◆ Exercise objective ◆
Copy every line of the following data that includes the string "start".

[Dataset rows about figures]
* * * * * * * * *

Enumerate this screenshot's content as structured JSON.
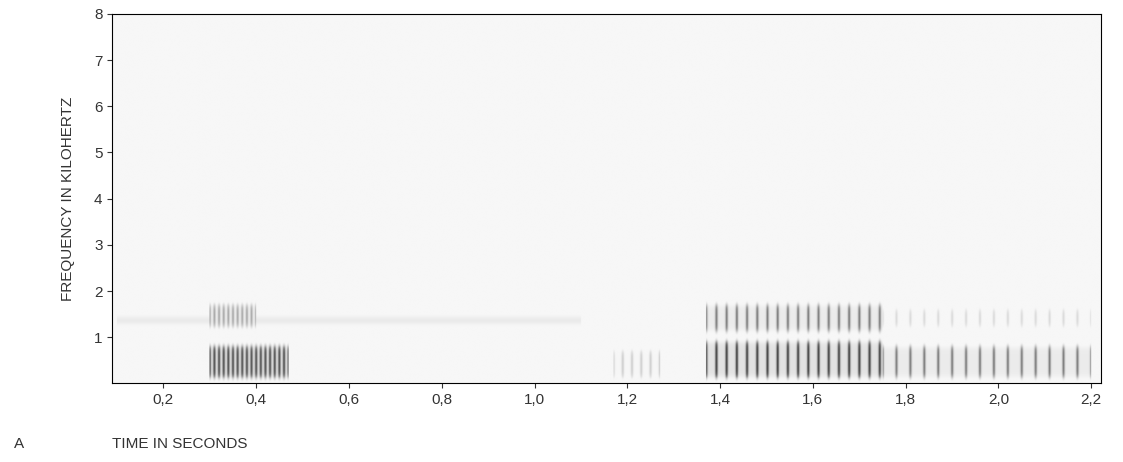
{
  "chart_data": {
    "type": "spectrogram",
    "xlabel": "TIME IN SECONDS",
    "ylabel": "FREQUENCY IN KILOHERTZ",
    "panel_label": "A",
    "xlim": [
      0.09,
      2.22
    ],
    "ylim": [
      0,
      8
    ],
    "xticks": [
      {
        "value": 0.2,
        "label": "0,2"
      },
      {
        "value": 0.4,
        "label": "0,4"
      },
      {
        "value": 0.6,
        "label": "0,6"
      },
      {
        "value": 0.8,
        "label": "0,8"
      },
      {
        "value": 1.0,
        "label": "1,0"
      },
      {
        "value": 1.2,
        "label": "1,2"
      },
      {
        "value": 1.4,
        "label": "1,4"
      },
      {
        "value": 1.6,
        "label": "1,6"
      },
      {
        "value": 1.8,
        "label": "1,8"
      },
      {
        "value": 2.0,
        "label": "2,0"
      },
      {
        "value": 2.2,
        "label": "2,2"
      }
    ],
    "yticks": [
      1,
      2,
      3,
      4,
      5,
      6,
      7,
      8
    ],
    "segments": [
      {
        "start": 0.3,
        "end": 0.47,
        "pulse_interval": 0.01,
        "bands": [
          {
            "low": 0.1,
            "high": 0.8,
            "level": 0.75
          }
        ]
      },
      {
        "start": 0.3,
        "end": 0.4,
        "pulse_interval": 0.01,
        "bands": [
          {
            "low": 1.2,
            "high": 1.7,
            "level": 0.45
          }
        ]
      },
      {
        "start": 0.1,
        "end": 1.1,
        "bands": [
          {
            "low": 1.25,
            "high": 1.45,
            "level": 0.18
          }
        ]
      },
      {
        "start": 1.17,
        "end": 1.27,
        "pulse_interval": 0.02,
        "bands": [
          {
            "low": 0.1,
            "high": 0.7,
            "level": 0.3
          }
        ]
      },
      {
        "start": 1.37,
        "end": 1.75,
        "pulse_interval": 0.022,
        "bands": [
          {
            "low": 0.1,
            "high": 0.9,
            "level": 0.8
          },
          {
            "low": 1.1,
            "high": 1.7,
            "level": 0.6
          }
        ]
      },
      {
        "start": 1.75,
        "end": 2.2,
        "pulse_interval": 0.03,
        "bands": [
          {
            "low": 0.1,
            "high": 0.8,
            "level": 0.6
          },
          {
            "low": 1.2,
            "high": 1.6,
            "level": 0.25
          }
        ]
      }
    ]
  }
}
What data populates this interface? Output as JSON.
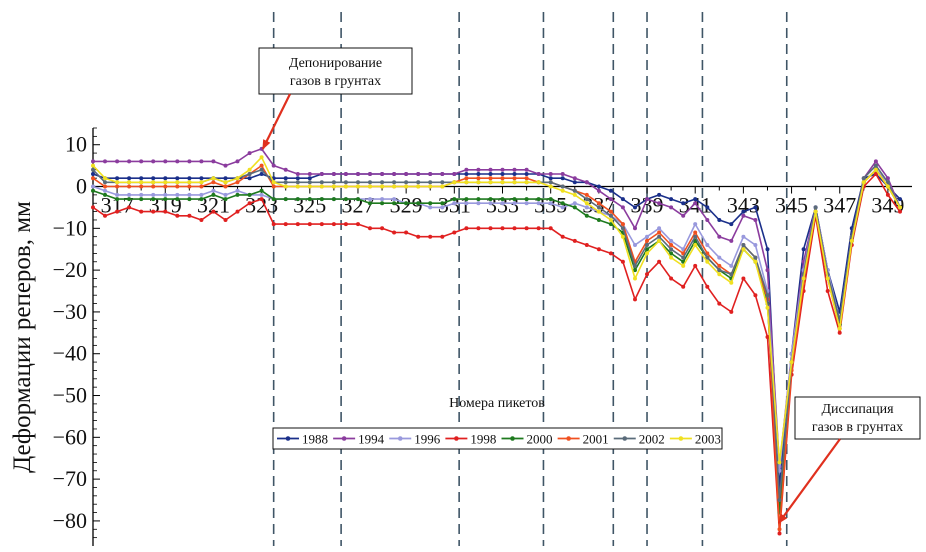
{
  "chart_data": {
    "type": "line",
    "ylabel": "Деформации реперов, мм",
    "xlabel": "Номера пикетов",
    "xlim": [
      316,
      350
    ],
    "ylim": [
      -86,
      14
    ],
    "y_ticks": [
      10,
      0,
      -10,
      -20,
      -30,
      -40,
      -50,
      -60,
      -70,
      -80
    ],
    "y_tick_labels": [
      "10",
      "0",
      "−10",
      "−20",
      "−30",
      "−40",
      "−50",
      "−60",
      "−70",
      "−80"
    ],
    "x_ticks": [
      317,
      319,
      321,
      323,
      325,
      327,
      329,
      331,
      333,
      335,
      337,
      339,
      341,
      343,
      345,
      347,
      349
    ],
    "x_tick_labels": [
      "317",
      "319",
      "321",
      "323",
      "325",
      "327",
      "329",
      "331",
      "333",
      "335",
      "337",
      "339",
      "341",
      "343",
      "345",
      "347",
      "349"
    ],
    "vlines": [
      323.5,
      326.3,
      331.2,
      334.7,
      337.6,
      339.0,
      341.3,
      344.8
    ],
    "legend_position": "bottom-center",
    "annotations": [
      {
        "text_lines": [
          "Депонирование",
          "газов в грунтах"
        ],
        "arrow_to": [
          322.8,
          8.5
        ]
      },
      {
        "text_lines": [
          "Диссипация",
          "газов в грунтах"
        ],
        "arrow_to": [
          344.3,
          -81
        ]
      }
    ],
    "x": [
      316.0,
      316.5,
      317.0,
      317.5,
      318.0,
      318.5,
      319.0,
      319.5,
      320.0,
      320.5,
      321.0,
      321.5,
      322.0,
      322.5,
      323.0,
      323.5,
      324.0,
      324.5,
      325.0,
      325.5,
      326.0,
      326.5,
      327.0,
      327.5,
      328.0,
      328.5,
      329.0,
      329.5,
      330.0,
      330.5,
      331.0,
      331.5,
      332.0,
      332.5,
      333.0,
      333.5,
      334.0,
      334.5,
      335.0,
      335.5,
      336.0,
      336.5,
      337.0,
      337.5,
      338.0,
      338.5,
      339.0,
      339.5,
      340.0,
      340.5,
      341.0,
      341.5,
      342.0,
      342.5,
      343.0,
      343.5,
      344.0,
      344.5,
      345.0,
      345.5,
      346.0,
      346.5,
      347.0,
      347.5,
      348.0,
      348.5,
      349.0,
      349.5
    ],
    "series": [
      {
        "name": "1988",
        "color": "#1a2f8a",
        "values": [
          3,
          2,
          2,
          2,
          2,
          2,
          2,
          2,
          2,
          2,
          2,
          2,
          2,
          2,
          3,
          2,
          2,
          2,
          2,
          3,
          3,
          3,
          3,
          3,
          3,
          3,
          3,
          3,
          3,
          3,
          3,
          3,
          3,
          3,
          3,
          3,
          3,
          3,
          2,
          2,
          1,
          1,
          0,
          -1,
          -3,
          -5,
          -3,
          -2,
          -3,
          -4,
          -3,
          -5,
          -8,
          -9,
          -6,
          -5,
          -15,
          -72,
          -40,
          -15,
          -5,
          -20,
          -30,
          -10,
          2,
          3,
          0,
          -3
        ]
      },
      {
        "name": "1994",
        "color": "#8b3c9e",
        "values": [
          6,
          6,
          6,
          6,
          6,
          6,
          6,
          6,
          6,
          6,
          6,
          5,
          6,
          8,
          9,
          5,
          4,
          3,
          3,
          3,
          3,
          3,
          3,
          3,
          3,
          3,
          3,
          3,
          3,
          3,
          3,
          4,
          4,
          4,
          4,
          4,
          4,
          3,
          3,
          3,
          2,
          1,
          -1,
          -3,
          -5,
          -10,
          -3,
          -4,
          -5,
          -7,
          -4,
          -8,
          -12,
          -13,
          -7,
          -8,
          -20,
          -67,
          -40,
          -18,
          -5,
          -20,
          -33,
          -12,
          2,
          6,
          2,
          -5
        ]
      },
      {
        "name": "1996",
        "color": "#9999dd",
        "values": [
          0,
          -1,
          -2,
          -2,
          -2,
          -2,
          -2,
          -2,
          -2,
          -2,
          -1,
          -2,
          -1,
          -2,
          -2,
          -3,
          -3,
          -3,
          -3,
          -3,
          -3,
          -3,
          -3,
          -3,
          -3,
          -3,
          -4,
          -4,
          -5,
          -5,
          -4,
          -4,
          -4,
          -4,
          -4,
          -4,
          -4,
          -4,
          -4,
          -5,
          -4,
          -5,
          -6,
          -7,
          -9,
          -14,
          -12,
          -10,
          -13,
          -15,
          -9,
          -14,
          -17,
          -19,
          -12,
          -14,
          -25,
          -68,
          -40,
          -20,
          -5,
          -20,
          -32,
          -12,
          1,
          4,
          1,
          -5
        ]
      },
      {
        "name": "1998",
        "color": "#e02020",
        "values": [
          -5,
          -7,
          -6,
          -5,
          -6,
          -6,
          -6,
          -7,
          -7,
          -8,
          -6,
          -8,
          -6,
          -4,
          -3,
          -9,
          -9,
          -9,
          -9,
          -9,
          -9,
          -9,
          -9,
          -10,
          -10,
          -11,
          -11,
          -12,
          -12,
          -12,
          -11,
          -10,
          -10,
          -10,
          -10,
          -10,
          -10,
          -10,
          -10,
          -12,
          -13,
          -14,
          -15,
          -16,
          -18,
          -27,
          -21,
          -18,
          -22,
          -24,
          -19,
          -24,
          -28,
          -30,
          -22,
          -26,
          -36,
          -83,
          -45,
          -25,
          -7,
          -25,
          -35,
          -14,
          0,
          3,
          -2,
          -6
        ]
      },
      {
        "name": "2000",
        "color": "#1e7a1e",
        "values": [
          -1,
          -2,
          -3,
          -3,
          -3,
          -3,
          -3,
          -3,
          -3,
          -3,
          -2,
          -3,
          -2,
          -2,
          -1,
          -3,
          -3,
          -3,
          -3,
          -3,
          -3,
          -3,
          -3,
          -4,
          -4,
          -4,
          -4,
          -4,
          -4,
          -4,
          -3,
          -3,
          -3,
          -3,
          -3,
          -3,
          -3,
          -3,
          -3,
          -4,
          -5,
          -7,
          -8,
          -9,
          -11,
          -20,
          -15,
          -13,
          -16,
          -18,
          -13,
          -17,
          -20,
          -22,
          -15,
          -18,
          -28,
          -78,
          -42,
          -22,
          -6,
          -22,
          -33,
          -13,
          1,
          4,
          0,
          -5
        ]
      },
      {
        "name": "2001",
        "color": "#f05020",
        "values": [
          2,
          0,
          0,
          0,
          0,
          0,
          0,
          0,
          0,
          0,
          1,
          0,
          1,
          3,
          5,
          0,
          0,
          0,
          0,
          0,
          0,
          0,
          0,
          0,
          0,
          0,
          0,
          0,
          0,
          0,
          1,
          2,
          2,
          2,
          2,
          2,
          2,
          1,
          1,
          0,
          -1,
          -2,
          -4,
          -6,
          -9,
          -18,
          -13,
          -11,
          -14,
          -16,
          -11,
          -16,
          -19,
          -21,
          -14,
          -17,
          -27,
          -82,
          -44,
          -23,
          -6,
          -22,
          -34,
          -13,
          1,
          4,
          0,
          -5
        ]
      },
      {
        "name": "2002",
        "color": "#5a6b7a",
        "values": [
          4,
          1,
          1,
          1,
          1,
          1,
          1,
          1,
          1,
          1,
          2,
          1,
          2,
          3,
          4,
          1,
          1,
          1,
          1,
          1,
          1,
          1,
          1,
          1,
          1,
          1,
          1,
          1,
          1,
          1,
          1,
          1,
          1,
          1,
          1,
          1,
          1,
          1,
          1,
          0,
          -1,
          -3,
          -5,
          -7,
          -10,
          -19,
          -14,
          -12,
          -15,
          -17,
          -12,
          -17,
          -20,
          -21,
          -14,
          -17,
          -26,
          -75,
          -42,
          -21,
          -5,
          -21,
          -32,
          -12,
          2,
          5,
          1,
          -5
        ]
      },
      {
        "name": "2003",
        "color": "#f0e020",
        "values": [
          5,
          2,
          1,
          1,
          1,
          1,
          1,
          1,
          1,
          1,
          2,
          1,
          2,
          4,
          7,
          1,
          0,
          0,
          0,
          0,
          0,
          0,
          0,
          0,
          0,
          0,
          0,
          0,
          0,
          0,
          1,
          1,
          1,
          1,
          1,
          1,
          1,
          1,
          0,
          -1,
          -2,
          -4,
          -6,
          -8,
          -12,
          -22,
          -16,
          -13,
          -17,
          -19,
          -14,
          -18,
          -21,
          -23,
          -15,
          -18,
          -29,
          -66,
          -42,
          -22,
          -6,
          -22,
          -34,
          -13,
          1,
          4,
          0,
          -5
        ]
      }
    ]
  }
}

* * * * * * * * *

◆ Finished answer ◆
        "start": 0.3,
        "start": 0.3,
        "start": 0.1,
        "start": 1.17,
        "start": 1.37,
        "start": 1.75,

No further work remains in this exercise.